What you should do:
Reproduce the full listing that appears beneath this instruction exactly.

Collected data
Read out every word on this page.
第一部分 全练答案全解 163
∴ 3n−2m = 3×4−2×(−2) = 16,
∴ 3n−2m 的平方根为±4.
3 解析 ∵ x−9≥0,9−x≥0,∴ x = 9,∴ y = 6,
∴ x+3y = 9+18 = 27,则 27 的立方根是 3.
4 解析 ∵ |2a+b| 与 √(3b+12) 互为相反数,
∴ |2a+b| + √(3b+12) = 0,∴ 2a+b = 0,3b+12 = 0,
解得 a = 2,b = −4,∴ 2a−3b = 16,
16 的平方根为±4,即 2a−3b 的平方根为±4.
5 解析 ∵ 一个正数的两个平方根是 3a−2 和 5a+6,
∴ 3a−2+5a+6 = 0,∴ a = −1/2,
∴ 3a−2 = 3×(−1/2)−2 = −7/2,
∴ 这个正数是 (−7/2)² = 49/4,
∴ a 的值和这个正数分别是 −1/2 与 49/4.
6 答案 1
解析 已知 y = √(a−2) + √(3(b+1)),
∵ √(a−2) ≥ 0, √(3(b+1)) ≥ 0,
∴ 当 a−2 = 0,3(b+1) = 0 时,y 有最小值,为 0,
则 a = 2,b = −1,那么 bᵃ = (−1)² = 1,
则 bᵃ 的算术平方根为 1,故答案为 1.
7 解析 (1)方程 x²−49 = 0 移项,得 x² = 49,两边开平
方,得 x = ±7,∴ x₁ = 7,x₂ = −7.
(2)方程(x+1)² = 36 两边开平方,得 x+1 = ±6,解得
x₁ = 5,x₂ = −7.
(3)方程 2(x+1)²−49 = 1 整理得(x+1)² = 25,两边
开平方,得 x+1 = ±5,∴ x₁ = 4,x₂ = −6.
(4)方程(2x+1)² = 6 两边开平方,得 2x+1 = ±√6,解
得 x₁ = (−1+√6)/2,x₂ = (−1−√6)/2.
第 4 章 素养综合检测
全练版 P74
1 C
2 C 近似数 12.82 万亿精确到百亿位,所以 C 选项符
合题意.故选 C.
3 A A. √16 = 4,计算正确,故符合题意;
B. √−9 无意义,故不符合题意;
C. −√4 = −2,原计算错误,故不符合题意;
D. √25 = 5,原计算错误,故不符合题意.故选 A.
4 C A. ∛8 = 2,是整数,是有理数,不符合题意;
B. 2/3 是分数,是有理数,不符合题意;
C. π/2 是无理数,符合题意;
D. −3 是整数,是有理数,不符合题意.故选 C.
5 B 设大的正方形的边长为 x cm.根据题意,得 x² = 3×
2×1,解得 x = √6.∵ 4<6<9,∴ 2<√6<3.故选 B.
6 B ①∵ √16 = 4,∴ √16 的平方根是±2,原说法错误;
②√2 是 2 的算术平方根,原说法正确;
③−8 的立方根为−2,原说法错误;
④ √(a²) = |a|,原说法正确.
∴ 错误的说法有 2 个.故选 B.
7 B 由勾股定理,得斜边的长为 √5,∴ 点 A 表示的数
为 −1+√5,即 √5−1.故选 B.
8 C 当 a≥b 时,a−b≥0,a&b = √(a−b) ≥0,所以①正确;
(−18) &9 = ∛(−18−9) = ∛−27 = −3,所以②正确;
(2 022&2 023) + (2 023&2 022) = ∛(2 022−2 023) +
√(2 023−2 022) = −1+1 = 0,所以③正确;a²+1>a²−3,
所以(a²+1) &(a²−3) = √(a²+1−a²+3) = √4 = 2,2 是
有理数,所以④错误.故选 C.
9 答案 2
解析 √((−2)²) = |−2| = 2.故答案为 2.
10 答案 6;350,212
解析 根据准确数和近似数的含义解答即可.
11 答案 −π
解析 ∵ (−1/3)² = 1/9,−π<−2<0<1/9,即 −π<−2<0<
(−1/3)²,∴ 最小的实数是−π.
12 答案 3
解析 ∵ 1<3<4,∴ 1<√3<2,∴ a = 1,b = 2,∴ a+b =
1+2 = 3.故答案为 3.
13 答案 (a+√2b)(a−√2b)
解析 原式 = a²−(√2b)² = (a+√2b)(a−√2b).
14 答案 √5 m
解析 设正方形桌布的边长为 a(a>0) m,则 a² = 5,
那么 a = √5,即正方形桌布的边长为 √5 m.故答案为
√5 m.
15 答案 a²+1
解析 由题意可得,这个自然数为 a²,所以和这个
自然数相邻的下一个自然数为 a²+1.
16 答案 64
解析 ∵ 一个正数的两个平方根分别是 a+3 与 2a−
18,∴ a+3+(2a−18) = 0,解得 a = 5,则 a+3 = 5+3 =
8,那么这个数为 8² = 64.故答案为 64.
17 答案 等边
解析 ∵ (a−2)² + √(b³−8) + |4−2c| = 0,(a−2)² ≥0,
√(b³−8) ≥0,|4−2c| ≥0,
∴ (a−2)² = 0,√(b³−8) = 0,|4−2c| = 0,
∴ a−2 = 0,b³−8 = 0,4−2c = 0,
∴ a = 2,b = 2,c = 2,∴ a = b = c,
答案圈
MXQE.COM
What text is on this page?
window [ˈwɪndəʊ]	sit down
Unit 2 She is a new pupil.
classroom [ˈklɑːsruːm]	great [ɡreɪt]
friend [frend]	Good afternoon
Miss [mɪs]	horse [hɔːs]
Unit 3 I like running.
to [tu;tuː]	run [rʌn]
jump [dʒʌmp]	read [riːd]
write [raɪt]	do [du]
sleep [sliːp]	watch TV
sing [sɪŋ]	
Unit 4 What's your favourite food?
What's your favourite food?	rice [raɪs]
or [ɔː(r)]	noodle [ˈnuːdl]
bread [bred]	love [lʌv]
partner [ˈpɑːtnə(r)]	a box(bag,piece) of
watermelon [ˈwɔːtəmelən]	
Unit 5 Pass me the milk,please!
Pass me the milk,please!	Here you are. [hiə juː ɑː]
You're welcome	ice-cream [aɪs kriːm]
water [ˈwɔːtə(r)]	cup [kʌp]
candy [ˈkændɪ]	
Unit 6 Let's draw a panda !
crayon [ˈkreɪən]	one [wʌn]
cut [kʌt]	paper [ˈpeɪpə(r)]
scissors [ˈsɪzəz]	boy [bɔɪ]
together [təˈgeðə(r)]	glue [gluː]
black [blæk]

Written answer:
Read out every word on this page.
第一部分 全练答案全解 163
∴ 3n−2m = 3×4−2×(−2) = 16,
∴ 3n−2m 的平方根为±4.
3 解析 ∵ x−9≥0,9−x≥0,∴ x = 9,∴ y = 6,
∴ x+3y = 9+18 = 27,则 27 的立方根是 3.
4 解析 ∵ |2a+b| 与 √(3b+12) 互为相反数,
∴ |2a+b| + √(3b+12) = 0,∴ 2a+b = 0,3b+12 = 0,
解得 a = 2,b = −4,∴ 2a−3b = 16,
16 的平方根为±4,即 2a−3b 的平方根为±4.
5 解析 ∵ 一个正数的两个平方根是 3a−2 和 5a+6,
∴ 3a−2+5a+6 = 0,∴ a = −1/2,
∴ 3a−2 = 3×(−1/2)−2 = −7/2,
∴ 这个正数是 (−7/2)² = 49/4,
∴ a 的值和这个正数分别是 −1/2 与 49/4.
6 答案 1
解析 已知 y = √(a−2) + √(3(b+1)),
∵ √(a−2) ≥ 0, √(3(b+1)) ≥ 0,
∴ 当 a−2 = 0,3(b+1) = 0 时,y 有最小值,为 0,
则 a = 2,b = −1,那么 bᵃ = (−1)² = 1,
则 bᵃ 的算术平方根为 1,故答案为 1.
7 解析 (1)方程 x²−49 = 0 移项,得 x² = 49,两边开平
方,得 x = ±7,∴ x₁ = 7,x₂ = −7.
(2)方程(x+1)² = 36 两边开平方,得 x+1 = ±6,解得
x₁ = 5,x₂ = −7.
(3)方程 2(x+1)²−49 = 1 整理得(x+1)² = 25,两边
开平方,得 x+1 = ±5,∴ x₁ = 4,x₂ = −6.
(4)方程(2x+1)² = 6 两边开平方,得 2x+1 = ±√6,解
得 x₁ = (−1+√6)/2,x₂ = (−1−√6)/2.
第 4 章 素养综合检测
全练版 P74
1 C
2 C 近似数 12.82 万亿精确到百亿位,所以 C 选项符
合题意.故选 C.
3 A A. √16 = 4,计算正确,故符合题意;
B. √−9 无意义,故不符合题意;
C. −√4 = −2,原计算错误,故不符合题意;
D. √25 = 5,原计算错误,故不符合题意.故选 A.
4 C A. ∛8 = 2,是整数,是有理数,不符合题意;
B. 2/3 是分数,是有理数,不符合题意;
C. π/2 是无理数,符合题意;
D. −3 是整数,是有理数,不符合题意.故选 C.
5 B 设大的正方形的边长为 x cm.根据题意,得 x² = 3×
2×1,解得 x = √6.∵ 4<6<9,∴ 2<√6<3.故选 B.
6 B ①∵ √16 = 4,∴ √16 的平方根是±2,原说法错误;
②√2 是 2 的算术平方根,原说法正确;
③−8 的立方根为−2,原说法错误;
④ √(a²) = |a|,原说法正确.
∴ 错误的说法有 2 个.故选 B.
7 B 由勾股定理,得斜边的长为 √5,∴ 点 A 表示的数
为 −1+√5,即 √5−1.故选 B.
8 C 当 a≥b 时,a−b≥0,a&b = √(a−b) ≥0,所以①正确;
(−18) &9 = ∛(−18−9) = ∛−27 = −3,所以②正确;
(2 022&2 023) + (2 023&2 022) = ∛(2 022−2 023) +
√(2 023−2 022) = −1+1 = 0,所以③正确;a²+1>a²−3,
所以(a²+1) &(a²−3) = √(a²+1−a²+3) = √4 = 2,2 是
有理数,所以④错误.故选 C.
9 答案 2
解析 √((−2)²) = |−2| = 2.故答案为 2.
10 答案 6;350,212
解析 根据准确数和近似数的含义解答即可.
11 答案 −π
解析 ∵ (−1/3)² = 1/9,−π<−2<0<1/9,即 −π<−2<0<
(−1/3)²,∴ 最小的实数是−π.
12 答案 3
解析 ∵ 1<3<4,∴ 1<√3<2,∴ a = 1,b = 2,∴ a+b =
1+2 = 3.故答案为 3.
13 答案 (a+√2b)(a−√2b)
解析 原式 = a²−(√2b)² = (a+√2b)(a−√2b).
14 答案 √5 m
解析 设正方形桌布的边长为 a(a>0) m,则 a² = 5,
那么 a = √5,即正方形桌布的边长为 √5 m.故答案为
√5 m.
15 答案 a²+1
解析 由题意可得,这个自然数为 a²,所以和这个
自然数相邻的下一个自然数为 a²+1.
16 答案 64
解析 ∵ 一个正数的两个平方根分别是 a+3 与 2a−
18,∴ a+3+(2a−18) = 0,解得 a = 5,则 a+3 = 5+3 =
8,那么这个数为 8² = 64.故答案为 64.
17 答案 等边
解析 ∵ (a−2)² + √(b³−8) + |4−2c| = 0,(a−2)² ≥0,
√(b³−8) ≥0,|4−2c| ≥0,
∴ (a−2)² = 0,√(b³−8) = 0,|4−2c| = 0,
∴ a−2 = 0,b³−8 = 0,4−2c = 0,
∴ a = 2,b = 2,c = 2,∴ a = b = c,
答案圈
MXQE.COM
What text is on this page?
window [ˈwɪndəʊ]	sit down
Unit 2 She is a new pupil.
classroom [ˈklɑːsruːm]	great [ɡreɪt]
friend [frend]	Good afternoon
Miss [mɪs]	horse [hɔːs]
Unit 3 I like running.
to [tu;tuː]	run [rʌn]
jump [dʒʌmp]	read [riːd]
write [raɪt]	do [du]
sleep [sliːp]	watch TV
sing [sɪŋ]	
Unit 4 What's your favourite food?
What's your favourite food?	rice [raɪs]
or [ɔː(r)]	noodle [ˈnuːdl]
bread [bred]	love [lʌv]
partner [ˈpɑːtnə(r)]	a box(bag,piece) of
watermelon [ˈwɔːtəmelən]	
Unit 5 Pass me the milk,please!
Pass me the milk,please!	Here you are. [hiə juː ɑː]
You're welcome	ice-cream [aɪs kriːm]
water [ˈwɔːtə(r)]	cup [kʌp]
candy [ˈkændɪ]	
Unit 6 Let's draw a panda !
crayon [ˈkreɪən]	one [wʌn]
cut [kʌt]	paper [ˈpeɪpə(r)]
scissors [ˈsɪzəz]	boy [bɔɪ]
together [təˈgeðə(r)]	glue [gluː]
black [blæk]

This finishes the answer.